● Problem description
Write out each line of the material again, word for word.

● Figure data in JSON
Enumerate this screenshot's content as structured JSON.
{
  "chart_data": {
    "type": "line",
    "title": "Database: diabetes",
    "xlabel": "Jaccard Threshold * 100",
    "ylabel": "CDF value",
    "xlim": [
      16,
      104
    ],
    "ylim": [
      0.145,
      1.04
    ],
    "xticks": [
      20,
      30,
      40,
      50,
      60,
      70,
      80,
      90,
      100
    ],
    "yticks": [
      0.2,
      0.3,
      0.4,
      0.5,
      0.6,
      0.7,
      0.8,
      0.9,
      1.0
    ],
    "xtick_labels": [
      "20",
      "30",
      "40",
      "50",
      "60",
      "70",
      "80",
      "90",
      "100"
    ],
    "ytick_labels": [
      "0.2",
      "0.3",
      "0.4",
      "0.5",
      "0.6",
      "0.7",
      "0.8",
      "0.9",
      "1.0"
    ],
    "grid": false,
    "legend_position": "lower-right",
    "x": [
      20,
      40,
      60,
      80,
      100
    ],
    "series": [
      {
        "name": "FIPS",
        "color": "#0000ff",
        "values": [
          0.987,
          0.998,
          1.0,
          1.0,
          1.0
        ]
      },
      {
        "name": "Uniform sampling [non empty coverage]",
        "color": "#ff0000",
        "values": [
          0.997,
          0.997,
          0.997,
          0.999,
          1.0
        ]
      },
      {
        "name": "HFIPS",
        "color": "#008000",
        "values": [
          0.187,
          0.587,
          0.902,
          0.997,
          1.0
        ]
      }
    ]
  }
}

● Expected answer
Enumerate this screenshot's content as structured JSON.
{
  "chart_data": {
    "type": "line",
    "title": "Database: diabetes",
    "xlabel": "Jaccard Threshold * 100",
    "ylabel": "CDF value",
    "xlim": [
      16,
      104
    ],
    "ylim": [
      0.145,
      1.04
    ],
    "xticks": [
      20,
      30,
      40,
      50,
      60,
      70,
      80,
      90,
      100
    ],
    "yticks": [
      0.2,
      0.3,
      0.4,
      0.5,
      0.6,
      0.7,
      0.8,
      0.9,
      1.0
    ],
    "xtick_labels": [
      "20",
      "30",
      "40",
      "50",
      "60",
      "70",
      "80",
      "90",
      "100"
    ],
    "ytick_labels": [
      "0.2",
      "0.3",
      "0.4",
      "0.5",
      "0.6",
      "0.7",
      "0.8",
      "0.9",
      "1.0"
    ],
    "grid": false,
    "legend_position": "lower-right",
    "x": [
      20,
      40,
      60,
      80,
      100
    ],
    "series": [
      {
        "name": "FIPS",
        "color": "#0000ff",
        "values": [
          0.987,
          0.998,
          1.0,
          1.0,
          1.0
        ]
      },
      {
        "name": "Uniform sampling [non empty coverage]",
        "color": "#ff0000",
        "values": [
          0.997,
          0.997,
          0.997,
          0.999,
          1.0
        ]
      },
      {
        "name": "HFIPS",
        "color": "#008000",
        "values": [
          0.187,
          0.587,
          0.902,
          0.997,
          1.0
        ]
      }
    ]
  }
}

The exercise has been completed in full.